* WRITTEN REQUEST
Show all lines from the listing below that contain "Lippen".

* THE RECORDS
▬▬▬▬▬▬

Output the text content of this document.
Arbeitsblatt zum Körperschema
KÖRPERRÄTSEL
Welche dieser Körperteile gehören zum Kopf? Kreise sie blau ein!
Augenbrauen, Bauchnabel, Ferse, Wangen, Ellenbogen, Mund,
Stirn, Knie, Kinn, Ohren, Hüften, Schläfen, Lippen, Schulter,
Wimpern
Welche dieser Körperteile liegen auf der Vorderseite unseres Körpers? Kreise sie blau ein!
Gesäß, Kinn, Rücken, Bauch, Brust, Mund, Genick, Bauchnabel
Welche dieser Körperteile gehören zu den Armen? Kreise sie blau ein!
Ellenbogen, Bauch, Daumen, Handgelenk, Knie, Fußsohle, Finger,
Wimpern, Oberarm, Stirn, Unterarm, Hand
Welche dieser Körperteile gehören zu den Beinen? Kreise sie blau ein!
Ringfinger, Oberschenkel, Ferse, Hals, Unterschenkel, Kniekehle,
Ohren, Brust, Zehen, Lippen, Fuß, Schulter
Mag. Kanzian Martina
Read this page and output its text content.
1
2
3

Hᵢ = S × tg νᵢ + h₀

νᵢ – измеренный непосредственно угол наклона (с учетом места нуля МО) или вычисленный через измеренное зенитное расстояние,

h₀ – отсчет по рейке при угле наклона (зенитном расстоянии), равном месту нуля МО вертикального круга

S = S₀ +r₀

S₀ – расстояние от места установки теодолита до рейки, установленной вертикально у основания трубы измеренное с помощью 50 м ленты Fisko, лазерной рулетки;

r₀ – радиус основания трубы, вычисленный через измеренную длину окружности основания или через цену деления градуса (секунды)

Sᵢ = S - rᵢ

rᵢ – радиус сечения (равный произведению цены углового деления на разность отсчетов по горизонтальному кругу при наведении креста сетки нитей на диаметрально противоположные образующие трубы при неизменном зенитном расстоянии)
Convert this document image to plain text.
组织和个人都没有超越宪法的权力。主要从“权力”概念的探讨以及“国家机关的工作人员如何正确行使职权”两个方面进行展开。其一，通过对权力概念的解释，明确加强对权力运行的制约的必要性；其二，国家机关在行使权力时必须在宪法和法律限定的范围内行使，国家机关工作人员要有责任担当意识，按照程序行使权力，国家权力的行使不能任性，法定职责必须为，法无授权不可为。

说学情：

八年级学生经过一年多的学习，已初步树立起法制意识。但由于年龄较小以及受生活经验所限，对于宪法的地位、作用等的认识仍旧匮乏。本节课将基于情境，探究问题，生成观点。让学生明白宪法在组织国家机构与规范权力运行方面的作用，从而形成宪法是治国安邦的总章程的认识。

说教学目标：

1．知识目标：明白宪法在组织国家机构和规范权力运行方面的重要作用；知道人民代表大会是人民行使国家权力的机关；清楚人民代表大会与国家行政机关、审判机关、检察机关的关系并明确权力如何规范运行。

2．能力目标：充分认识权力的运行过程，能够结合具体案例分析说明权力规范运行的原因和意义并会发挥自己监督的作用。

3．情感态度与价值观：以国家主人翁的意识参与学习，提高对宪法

▬▬▬▬▬▬

* RESULT FOR THIS EXERCISE
Stirn, Knie, Kinn, Ohren, Hüften, Schläfen, Lippen, Schulter,
Ohren, Brust, Zehen, Lippen, Fuß, Schulter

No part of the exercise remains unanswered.